=== INSTRUCTIONS TO FOLLOW ===
Identify all lines in the data containing the string "What". Copy them out.

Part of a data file
==*==

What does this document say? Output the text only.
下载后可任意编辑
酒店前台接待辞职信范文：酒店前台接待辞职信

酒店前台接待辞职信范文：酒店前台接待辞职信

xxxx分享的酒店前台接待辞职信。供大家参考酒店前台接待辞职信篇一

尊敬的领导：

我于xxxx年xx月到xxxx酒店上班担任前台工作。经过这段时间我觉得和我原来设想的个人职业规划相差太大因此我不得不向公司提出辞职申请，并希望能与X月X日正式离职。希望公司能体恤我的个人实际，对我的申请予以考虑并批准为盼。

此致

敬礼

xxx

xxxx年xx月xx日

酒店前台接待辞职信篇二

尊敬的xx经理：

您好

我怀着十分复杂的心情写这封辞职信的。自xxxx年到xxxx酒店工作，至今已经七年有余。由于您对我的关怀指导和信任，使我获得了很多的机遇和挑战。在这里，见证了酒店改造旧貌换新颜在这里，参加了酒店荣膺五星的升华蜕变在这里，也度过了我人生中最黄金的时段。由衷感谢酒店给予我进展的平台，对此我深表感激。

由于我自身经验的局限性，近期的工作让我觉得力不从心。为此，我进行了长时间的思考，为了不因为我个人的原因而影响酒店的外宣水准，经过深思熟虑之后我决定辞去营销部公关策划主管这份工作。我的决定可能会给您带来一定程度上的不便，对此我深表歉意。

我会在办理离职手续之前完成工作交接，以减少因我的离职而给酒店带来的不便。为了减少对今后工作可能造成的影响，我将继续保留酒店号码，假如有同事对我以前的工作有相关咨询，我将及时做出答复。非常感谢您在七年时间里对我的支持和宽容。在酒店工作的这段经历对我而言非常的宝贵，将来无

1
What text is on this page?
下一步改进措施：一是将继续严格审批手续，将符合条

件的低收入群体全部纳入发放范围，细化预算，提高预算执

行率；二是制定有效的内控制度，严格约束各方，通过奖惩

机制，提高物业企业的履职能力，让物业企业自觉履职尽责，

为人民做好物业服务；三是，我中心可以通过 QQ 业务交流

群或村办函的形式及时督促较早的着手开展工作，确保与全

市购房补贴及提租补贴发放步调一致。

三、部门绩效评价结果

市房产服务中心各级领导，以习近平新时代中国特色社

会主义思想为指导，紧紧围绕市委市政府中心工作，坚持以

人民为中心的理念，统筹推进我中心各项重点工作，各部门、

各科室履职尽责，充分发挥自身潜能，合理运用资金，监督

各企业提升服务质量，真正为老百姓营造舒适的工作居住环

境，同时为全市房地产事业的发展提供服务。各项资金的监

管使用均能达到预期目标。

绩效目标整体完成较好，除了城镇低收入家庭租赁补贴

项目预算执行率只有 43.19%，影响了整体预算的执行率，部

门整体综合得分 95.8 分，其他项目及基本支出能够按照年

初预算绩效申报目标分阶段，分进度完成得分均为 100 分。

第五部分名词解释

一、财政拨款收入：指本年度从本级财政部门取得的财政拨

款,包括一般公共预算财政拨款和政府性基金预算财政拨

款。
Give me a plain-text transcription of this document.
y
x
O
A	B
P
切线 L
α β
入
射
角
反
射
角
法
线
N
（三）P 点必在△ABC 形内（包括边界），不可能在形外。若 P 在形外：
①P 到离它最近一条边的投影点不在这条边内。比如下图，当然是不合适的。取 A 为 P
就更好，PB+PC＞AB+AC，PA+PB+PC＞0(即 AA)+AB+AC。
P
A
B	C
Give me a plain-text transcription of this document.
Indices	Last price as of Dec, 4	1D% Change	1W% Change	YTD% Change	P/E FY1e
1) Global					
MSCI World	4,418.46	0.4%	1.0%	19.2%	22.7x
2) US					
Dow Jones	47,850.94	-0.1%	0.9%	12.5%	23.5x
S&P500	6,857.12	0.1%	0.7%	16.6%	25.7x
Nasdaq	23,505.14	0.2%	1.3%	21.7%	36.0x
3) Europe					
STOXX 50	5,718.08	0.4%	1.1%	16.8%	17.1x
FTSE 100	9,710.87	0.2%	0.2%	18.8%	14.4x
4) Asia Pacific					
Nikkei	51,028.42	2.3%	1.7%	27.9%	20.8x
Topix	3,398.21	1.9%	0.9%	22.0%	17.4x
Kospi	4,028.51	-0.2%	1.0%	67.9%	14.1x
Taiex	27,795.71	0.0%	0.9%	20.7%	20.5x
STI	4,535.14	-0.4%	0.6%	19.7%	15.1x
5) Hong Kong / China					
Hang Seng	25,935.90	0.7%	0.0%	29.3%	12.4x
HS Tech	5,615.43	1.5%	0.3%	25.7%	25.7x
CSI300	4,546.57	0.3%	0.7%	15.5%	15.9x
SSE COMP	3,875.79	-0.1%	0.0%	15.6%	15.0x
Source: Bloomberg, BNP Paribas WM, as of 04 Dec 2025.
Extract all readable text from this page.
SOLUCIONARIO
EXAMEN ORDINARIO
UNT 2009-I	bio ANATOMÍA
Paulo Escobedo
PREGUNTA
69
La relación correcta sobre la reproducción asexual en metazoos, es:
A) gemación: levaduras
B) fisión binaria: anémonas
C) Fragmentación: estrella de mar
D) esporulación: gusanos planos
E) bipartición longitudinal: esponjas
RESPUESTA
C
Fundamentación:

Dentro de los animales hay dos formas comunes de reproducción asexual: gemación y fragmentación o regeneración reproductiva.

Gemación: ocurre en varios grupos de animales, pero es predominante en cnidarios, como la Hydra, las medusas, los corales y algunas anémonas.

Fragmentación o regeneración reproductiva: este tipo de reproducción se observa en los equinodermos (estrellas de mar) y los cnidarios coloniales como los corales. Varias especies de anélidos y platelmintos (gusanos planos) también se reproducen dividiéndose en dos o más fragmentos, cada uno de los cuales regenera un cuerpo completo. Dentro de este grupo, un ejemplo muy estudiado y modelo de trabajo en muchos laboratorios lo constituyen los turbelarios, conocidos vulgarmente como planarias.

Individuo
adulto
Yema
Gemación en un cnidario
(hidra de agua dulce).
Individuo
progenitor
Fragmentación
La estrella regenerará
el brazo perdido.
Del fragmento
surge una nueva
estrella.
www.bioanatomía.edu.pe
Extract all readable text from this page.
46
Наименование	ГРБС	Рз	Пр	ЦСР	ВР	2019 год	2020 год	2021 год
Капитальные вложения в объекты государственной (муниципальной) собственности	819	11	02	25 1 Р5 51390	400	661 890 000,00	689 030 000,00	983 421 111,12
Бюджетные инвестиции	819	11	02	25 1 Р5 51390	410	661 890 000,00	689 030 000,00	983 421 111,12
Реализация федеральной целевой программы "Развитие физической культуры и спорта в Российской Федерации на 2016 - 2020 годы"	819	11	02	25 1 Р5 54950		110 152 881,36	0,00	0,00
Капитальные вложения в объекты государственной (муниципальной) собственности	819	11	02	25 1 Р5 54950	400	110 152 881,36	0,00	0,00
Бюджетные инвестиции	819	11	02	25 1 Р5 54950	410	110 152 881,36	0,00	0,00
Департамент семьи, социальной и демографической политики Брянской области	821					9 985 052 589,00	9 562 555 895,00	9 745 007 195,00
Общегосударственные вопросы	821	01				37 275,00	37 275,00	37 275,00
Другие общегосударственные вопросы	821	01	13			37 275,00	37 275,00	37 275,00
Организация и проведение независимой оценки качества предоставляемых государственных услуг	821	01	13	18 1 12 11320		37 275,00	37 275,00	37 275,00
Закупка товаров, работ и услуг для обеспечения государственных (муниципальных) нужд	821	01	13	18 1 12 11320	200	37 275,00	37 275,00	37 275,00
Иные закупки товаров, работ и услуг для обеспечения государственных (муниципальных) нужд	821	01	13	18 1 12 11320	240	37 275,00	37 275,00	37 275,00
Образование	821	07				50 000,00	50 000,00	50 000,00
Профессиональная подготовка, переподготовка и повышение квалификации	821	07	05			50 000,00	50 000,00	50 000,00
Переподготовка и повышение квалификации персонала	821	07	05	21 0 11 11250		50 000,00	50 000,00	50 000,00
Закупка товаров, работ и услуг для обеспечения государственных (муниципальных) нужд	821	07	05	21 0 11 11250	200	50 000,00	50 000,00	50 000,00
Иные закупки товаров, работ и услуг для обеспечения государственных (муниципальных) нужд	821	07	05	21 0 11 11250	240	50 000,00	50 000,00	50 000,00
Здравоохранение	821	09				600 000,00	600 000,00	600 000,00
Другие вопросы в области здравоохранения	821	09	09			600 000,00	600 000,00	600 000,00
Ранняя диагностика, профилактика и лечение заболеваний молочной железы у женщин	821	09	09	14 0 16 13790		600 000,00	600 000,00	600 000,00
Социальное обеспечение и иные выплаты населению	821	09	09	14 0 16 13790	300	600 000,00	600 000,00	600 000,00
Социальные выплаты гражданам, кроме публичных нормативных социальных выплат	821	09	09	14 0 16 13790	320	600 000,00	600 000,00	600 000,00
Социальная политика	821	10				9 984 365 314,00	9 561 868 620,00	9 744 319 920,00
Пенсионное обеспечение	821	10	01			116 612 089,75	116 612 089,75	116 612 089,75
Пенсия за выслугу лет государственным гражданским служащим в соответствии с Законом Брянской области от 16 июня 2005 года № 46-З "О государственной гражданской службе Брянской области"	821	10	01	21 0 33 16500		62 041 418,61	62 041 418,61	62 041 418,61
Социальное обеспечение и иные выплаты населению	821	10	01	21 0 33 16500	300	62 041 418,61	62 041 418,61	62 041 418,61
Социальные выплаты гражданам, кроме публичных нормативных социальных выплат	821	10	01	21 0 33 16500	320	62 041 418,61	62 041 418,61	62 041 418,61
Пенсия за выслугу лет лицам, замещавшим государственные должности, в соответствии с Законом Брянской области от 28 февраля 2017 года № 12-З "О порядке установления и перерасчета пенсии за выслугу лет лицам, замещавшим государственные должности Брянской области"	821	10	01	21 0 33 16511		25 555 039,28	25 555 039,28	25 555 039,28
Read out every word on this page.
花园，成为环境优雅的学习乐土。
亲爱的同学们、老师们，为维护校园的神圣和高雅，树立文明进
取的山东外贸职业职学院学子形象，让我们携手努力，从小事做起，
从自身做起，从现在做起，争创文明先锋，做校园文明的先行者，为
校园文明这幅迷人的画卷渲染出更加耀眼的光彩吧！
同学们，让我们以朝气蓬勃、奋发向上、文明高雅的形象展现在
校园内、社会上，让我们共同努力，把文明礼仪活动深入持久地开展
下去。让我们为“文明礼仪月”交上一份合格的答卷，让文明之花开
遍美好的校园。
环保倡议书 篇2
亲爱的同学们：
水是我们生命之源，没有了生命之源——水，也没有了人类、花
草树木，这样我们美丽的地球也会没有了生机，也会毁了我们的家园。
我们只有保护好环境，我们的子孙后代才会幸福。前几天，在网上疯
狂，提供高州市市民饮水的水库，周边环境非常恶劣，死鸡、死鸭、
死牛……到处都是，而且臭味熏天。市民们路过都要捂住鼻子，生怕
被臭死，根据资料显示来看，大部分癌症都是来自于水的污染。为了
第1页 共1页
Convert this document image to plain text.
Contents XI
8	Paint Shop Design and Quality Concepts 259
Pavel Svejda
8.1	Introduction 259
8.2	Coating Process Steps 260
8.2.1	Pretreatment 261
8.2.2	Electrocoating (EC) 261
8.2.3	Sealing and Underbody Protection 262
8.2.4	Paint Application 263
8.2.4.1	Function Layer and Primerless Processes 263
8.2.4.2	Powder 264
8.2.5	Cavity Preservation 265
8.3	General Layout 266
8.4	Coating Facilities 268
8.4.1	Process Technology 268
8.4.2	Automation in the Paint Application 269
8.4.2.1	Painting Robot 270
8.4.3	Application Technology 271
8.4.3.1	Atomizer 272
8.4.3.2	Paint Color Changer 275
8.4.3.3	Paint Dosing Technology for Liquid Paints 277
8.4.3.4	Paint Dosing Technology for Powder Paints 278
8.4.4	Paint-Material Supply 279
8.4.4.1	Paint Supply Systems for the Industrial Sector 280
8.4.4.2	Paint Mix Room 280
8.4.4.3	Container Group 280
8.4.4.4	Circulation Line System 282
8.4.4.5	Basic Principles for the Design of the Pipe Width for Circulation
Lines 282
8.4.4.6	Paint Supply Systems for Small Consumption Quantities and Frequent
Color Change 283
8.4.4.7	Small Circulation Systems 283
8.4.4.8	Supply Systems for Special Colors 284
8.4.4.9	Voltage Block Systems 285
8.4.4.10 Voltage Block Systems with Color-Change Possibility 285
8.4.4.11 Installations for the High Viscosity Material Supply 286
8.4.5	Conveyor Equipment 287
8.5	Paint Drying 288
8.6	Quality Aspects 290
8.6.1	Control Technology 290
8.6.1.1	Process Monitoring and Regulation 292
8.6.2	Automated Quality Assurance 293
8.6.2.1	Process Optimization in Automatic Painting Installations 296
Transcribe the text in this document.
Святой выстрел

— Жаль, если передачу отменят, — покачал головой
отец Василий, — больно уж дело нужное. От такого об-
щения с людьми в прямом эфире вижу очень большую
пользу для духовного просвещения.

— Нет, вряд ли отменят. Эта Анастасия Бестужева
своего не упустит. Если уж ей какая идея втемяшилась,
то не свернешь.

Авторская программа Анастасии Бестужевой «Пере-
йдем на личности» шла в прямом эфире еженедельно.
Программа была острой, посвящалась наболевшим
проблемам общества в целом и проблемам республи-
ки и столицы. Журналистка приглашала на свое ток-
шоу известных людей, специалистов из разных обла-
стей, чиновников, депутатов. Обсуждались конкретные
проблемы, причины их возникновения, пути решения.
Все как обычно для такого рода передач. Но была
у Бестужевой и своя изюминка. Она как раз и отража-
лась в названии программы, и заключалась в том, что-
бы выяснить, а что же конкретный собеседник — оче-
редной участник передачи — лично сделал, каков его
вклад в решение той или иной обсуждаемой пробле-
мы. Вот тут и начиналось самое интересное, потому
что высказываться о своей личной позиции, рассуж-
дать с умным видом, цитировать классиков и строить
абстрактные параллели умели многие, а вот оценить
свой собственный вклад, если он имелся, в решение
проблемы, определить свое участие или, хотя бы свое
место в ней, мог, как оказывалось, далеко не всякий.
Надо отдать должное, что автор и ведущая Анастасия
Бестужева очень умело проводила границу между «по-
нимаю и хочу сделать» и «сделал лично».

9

==*==

=== RESPONSE FOR THIS EXERCISE ===
What does this document say? Output the text only.
What text is on this page?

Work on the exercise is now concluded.